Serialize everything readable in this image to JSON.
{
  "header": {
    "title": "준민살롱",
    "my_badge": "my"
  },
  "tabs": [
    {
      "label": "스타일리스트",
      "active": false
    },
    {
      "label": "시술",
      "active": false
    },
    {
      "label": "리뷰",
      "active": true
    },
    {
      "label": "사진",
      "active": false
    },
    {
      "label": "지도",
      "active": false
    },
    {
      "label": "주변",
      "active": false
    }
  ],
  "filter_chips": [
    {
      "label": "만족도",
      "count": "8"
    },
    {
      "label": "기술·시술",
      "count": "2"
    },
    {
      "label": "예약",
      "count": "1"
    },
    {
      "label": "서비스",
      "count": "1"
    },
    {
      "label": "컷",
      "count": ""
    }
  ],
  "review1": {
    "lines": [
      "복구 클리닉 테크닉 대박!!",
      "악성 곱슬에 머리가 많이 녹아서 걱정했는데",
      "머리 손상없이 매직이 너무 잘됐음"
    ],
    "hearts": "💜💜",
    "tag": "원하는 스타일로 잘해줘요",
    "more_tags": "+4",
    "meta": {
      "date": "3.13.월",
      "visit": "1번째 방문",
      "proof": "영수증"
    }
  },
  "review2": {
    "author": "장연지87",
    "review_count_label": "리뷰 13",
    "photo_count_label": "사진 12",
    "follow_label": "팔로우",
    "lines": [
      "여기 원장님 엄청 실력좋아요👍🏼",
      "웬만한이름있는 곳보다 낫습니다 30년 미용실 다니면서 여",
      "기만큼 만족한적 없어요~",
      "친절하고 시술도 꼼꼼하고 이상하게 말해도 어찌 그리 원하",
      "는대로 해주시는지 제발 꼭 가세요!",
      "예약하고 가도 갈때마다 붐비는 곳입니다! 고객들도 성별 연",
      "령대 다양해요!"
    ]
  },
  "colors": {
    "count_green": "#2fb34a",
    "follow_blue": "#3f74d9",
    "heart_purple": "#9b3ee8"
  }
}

WORK REQUIRED >>
Transcribe the whole listing with nothing added or left out.

TASK RESULT >>
Serialize everything readable in this image to JSON.
{
  "header": {
    "title": "준민살롱",
    "my_badge": "my"
  },
  "tabs": [
    {
      "label": "스타일리스트",
      "active": false
    },
    {
      "label": "시술",
      "active": false
    },
    {
      "label": "리뷰",
      "active": true
    },
    {
      "label": "사진",
      "active": false
    },
    {
      "label": "지도",
      "active": false
    },
    {
      "label": "주변",
      "active": false
    }
  ],
  "filter_chips": [
    {
      "label": "만족도",
      "count": "8"
    },
    {
      "label": "기술·시술",
      "count": "2"
    },
    {
      "label": "예약",
      "count": "1"
    },
    {
      "label": "서비스",
      "count": "1"
    },
    {
      "label": "컷",
      "count": ""
    }
  ],
  "review1": {
    "lines": [
      "복구 클리닉 테크닉 대박!!",
      "악성 곱슬에 머리가 많이 녹아서 걱정했는데",
      "머리 손상없이 매직이 너무 잘됐음"
    ],
    "hearts": "💜💜",
    "tag": "원하는 스타일로 잘해줘요",
    "more_tags": "+4",
    "meta": {
      "date": "3.13.월",
      "visit": "1번째 방문",
      "proof": "영수증"
    }
  },
  "review2": {
    "author": "장연지87",
    "review_count_label": "리뷰 13",
    "photo_count_label": "사진 12",
    "follow_label": "팔로우",
    "lines": [
      "여기 원장님 엄청 실력좋아요👍🏼",
      "웬만한이름있는 곳보다 낫습니다 30년 미용실 다니면서 여",
      "기만큼 만족한적 없어요~",
      "친절하고 시술도 꼼꼼하고 이상하게 말해도 어찌 그리 원하",
      "는대로 해주시는지 제발 꼭 가세요!",
      "예약하고 가도 갈때마다 붐비는 곳입니다! 고객들도 성별 연",
      "령대 다양해요!"
    ]
  },
  "colors": {
    "count_green": "#2fb34a",
    "follow_blue": "#3f74d9",
    "heart_purple": "#9b3ee8"
  }
}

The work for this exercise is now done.